*** Input records
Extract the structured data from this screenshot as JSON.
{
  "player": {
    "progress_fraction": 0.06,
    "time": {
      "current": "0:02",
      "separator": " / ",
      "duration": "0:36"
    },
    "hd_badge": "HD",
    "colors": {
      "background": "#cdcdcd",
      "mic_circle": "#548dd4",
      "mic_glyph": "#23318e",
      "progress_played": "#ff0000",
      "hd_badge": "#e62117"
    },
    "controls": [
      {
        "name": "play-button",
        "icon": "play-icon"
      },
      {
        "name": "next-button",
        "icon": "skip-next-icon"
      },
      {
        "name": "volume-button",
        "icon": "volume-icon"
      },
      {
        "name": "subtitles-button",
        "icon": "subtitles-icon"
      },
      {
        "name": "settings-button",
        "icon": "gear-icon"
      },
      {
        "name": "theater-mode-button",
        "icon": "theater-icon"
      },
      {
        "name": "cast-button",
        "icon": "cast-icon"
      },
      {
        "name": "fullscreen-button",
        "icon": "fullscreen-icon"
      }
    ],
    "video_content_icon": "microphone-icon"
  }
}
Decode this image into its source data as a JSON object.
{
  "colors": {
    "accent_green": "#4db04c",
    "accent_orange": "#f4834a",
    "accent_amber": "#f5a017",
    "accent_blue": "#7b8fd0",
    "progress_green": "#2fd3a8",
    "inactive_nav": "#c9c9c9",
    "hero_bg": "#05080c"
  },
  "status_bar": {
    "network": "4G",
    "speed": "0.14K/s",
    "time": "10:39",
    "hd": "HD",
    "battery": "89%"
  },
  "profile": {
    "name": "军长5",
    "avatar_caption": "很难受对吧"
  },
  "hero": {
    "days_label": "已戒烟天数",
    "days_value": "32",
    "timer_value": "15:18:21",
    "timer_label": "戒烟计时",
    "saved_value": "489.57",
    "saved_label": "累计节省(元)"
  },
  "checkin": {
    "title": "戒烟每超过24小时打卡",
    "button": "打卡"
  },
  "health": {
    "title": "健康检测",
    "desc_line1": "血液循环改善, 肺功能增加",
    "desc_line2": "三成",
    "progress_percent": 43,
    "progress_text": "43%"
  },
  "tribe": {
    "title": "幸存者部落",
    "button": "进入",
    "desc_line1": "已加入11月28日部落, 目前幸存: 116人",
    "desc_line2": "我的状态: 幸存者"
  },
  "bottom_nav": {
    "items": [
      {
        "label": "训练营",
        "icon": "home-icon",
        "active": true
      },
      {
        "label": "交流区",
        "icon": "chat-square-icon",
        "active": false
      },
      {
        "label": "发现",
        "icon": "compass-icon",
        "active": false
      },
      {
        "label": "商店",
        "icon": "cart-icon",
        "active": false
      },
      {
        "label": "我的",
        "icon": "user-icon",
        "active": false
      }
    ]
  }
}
******
#### Exercise details
Pull every line containing "button" out of the data above.

#### Written reply
        "name": "play-button",
        "name": "next-button",
        "name": "volume-button",
        "name": "subtitles-button",
        "name": "settings-button",
        "name": "theater-mode-button",
        "name": "cast-button",
        "name": "fullscreen-button",
    "button": "打卡"
    "button": "进入",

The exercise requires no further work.